Set task
Pull out all lines from the listing below in which the word "Most" appears.

A block of data:
◇ ◇ ◇ ◇ ◇ ◇ ◇
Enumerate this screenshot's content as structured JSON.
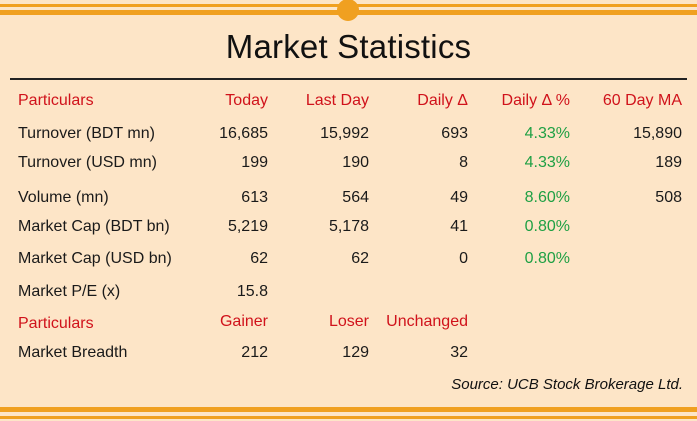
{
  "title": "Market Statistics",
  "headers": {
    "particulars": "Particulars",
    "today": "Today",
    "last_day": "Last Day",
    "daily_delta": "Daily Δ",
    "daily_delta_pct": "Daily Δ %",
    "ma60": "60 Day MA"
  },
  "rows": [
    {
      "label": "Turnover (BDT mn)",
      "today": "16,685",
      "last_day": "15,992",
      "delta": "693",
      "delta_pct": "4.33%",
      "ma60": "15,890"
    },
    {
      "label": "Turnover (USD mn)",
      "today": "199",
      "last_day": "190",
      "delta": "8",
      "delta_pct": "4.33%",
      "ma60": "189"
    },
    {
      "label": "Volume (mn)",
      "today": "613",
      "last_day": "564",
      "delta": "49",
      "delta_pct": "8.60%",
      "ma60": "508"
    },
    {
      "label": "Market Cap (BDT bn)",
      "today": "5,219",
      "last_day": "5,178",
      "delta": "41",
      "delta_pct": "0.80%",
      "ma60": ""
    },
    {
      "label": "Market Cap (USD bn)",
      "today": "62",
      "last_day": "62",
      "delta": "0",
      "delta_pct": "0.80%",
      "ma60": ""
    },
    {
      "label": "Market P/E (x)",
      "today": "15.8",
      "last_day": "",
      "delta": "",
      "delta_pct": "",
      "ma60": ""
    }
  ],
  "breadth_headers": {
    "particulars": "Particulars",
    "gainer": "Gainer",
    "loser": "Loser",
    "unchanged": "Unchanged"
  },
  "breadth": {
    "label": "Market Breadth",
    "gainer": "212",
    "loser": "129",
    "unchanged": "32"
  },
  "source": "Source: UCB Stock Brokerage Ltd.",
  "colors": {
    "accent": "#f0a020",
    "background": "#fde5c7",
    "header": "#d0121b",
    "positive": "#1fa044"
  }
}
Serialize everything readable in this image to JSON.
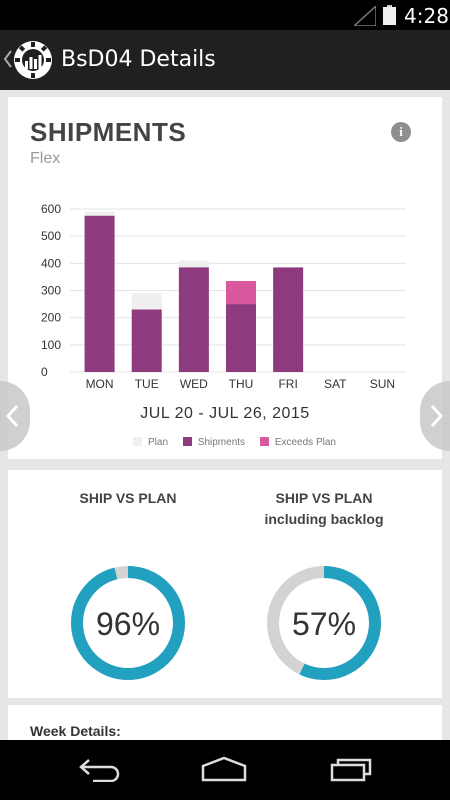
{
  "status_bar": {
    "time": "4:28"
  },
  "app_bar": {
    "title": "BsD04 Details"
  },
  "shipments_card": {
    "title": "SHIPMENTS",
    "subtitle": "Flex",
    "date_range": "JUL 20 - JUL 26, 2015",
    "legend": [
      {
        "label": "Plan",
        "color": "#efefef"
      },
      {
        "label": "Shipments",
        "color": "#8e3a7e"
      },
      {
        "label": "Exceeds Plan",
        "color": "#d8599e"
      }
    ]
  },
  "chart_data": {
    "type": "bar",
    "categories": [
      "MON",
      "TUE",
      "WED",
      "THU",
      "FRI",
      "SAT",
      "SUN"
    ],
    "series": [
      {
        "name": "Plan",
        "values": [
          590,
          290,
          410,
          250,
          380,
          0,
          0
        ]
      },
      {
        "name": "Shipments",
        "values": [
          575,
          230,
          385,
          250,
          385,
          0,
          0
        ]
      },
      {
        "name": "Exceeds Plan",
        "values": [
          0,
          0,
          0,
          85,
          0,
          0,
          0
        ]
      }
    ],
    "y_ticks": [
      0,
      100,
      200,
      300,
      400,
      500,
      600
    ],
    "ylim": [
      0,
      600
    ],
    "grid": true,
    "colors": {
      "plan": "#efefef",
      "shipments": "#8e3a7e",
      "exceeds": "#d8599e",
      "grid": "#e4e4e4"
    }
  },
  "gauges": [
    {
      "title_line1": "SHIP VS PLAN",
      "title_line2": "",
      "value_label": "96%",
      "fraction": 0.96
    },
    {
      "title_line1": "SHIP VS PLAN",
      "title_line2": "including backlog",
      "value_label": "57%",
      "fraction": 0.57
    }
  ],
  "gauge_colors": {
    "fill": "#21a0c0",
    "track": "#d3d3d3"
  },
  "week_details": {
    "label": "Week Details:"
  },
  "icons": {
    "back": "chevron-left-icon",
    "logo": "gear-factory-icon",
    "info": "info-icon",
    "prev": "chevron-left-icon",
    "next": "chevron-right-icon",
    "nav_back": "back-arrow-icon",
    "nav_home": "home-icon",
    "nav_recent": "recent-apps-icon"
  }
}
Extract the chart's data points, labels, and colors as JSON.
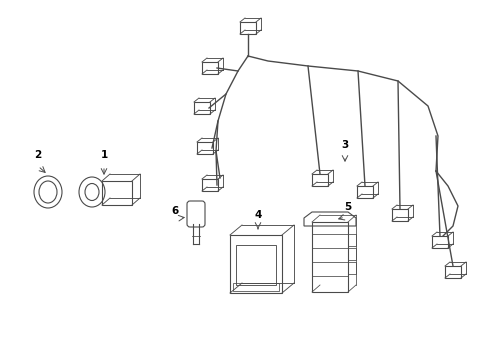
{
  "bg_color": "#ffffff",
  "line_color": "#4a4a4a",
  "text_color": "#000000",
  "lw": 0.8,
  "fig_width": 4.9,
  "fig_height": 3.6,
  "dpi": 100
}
◇ ◇ ◇ ◇ ◇ ◇ ◇
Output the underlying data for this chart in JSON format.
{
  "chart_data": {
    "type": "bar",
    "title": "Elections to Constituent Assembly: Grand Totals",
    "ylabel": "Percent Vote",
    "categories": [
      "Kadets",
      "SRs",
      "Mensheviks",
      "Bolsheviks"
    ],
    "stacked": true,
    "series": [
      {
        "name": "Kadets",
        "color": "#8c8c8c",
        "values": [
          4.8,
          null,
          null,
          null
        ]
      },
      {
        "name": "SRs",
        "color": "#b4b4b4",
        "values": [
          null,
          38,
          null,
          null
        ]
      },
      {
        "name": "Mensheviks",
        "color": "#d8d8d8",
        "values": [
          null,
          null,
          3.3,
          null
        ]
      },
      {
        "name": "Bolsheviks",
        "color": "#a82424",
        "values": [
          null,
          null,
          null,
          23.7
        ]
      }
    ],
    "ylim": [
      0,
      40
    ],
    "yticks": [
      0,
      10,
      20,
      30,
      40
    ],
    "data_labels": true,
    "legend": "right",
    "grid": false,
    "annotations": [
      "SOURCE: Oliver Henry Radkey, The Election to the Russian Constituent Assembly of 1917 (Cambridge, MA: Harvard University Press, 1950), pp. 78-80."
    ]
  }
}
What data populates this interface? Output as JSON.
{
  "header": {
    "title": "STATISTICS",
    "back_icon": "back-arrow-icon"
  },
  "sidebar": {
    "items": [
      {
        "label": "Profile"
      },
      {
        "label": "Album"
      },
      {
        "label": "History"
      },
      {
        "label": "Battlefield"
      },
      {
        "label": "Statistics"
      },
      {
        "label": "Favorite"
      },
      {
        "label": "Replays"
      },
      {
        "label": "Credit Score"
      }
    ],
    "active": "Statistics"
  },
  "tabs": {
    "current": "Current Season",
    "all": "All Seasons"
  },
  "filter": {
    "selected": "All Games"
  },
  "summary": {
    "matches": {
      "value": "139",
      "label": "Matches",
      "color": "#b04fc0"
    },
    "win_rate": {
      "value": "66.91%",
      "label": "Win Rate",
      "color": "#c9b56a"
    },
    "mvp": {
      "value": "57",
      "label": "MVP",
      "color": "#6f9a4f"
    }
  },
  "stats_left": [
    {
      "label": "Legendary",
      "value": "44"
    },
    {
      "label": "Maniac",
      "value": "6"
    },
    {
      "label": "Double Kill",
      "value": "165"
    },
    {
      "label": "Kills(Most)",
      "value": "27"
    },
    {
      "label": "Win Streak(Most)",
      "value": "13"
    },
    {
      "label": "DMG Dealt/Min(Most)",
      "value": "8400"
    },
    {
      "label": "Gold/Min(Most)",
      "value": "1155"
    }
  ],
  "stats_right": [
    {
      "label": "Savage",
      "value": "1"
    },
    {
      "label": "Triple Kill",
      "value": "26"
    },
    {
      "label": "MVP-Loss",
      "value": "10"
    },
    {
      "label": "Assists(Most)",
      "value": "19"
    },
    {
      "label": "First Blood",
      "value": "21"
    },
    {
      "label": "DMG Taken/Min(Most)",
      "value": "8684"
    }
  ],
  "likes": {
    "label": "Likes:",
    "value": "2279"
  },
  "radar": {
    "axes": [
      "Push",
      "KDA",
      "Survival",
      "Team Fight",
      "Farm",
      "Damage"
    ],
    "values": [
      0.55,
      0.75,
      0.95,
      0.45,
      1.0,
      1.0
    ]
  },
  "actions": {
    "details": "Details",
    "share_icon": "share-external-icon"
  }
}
◇ ◇ ◇ ◇ ◇ ◇ ◇
Solution to this exercise
      "label": "Kills(Most)",
      "label": "Win Streak(Most)",
      "label": "DMG Dealt/Min(Most)",
      "label": "Gold/Min(Most)",
      "label": "Assists(Most)",
      "label": "DMG Taken/Min(Most)",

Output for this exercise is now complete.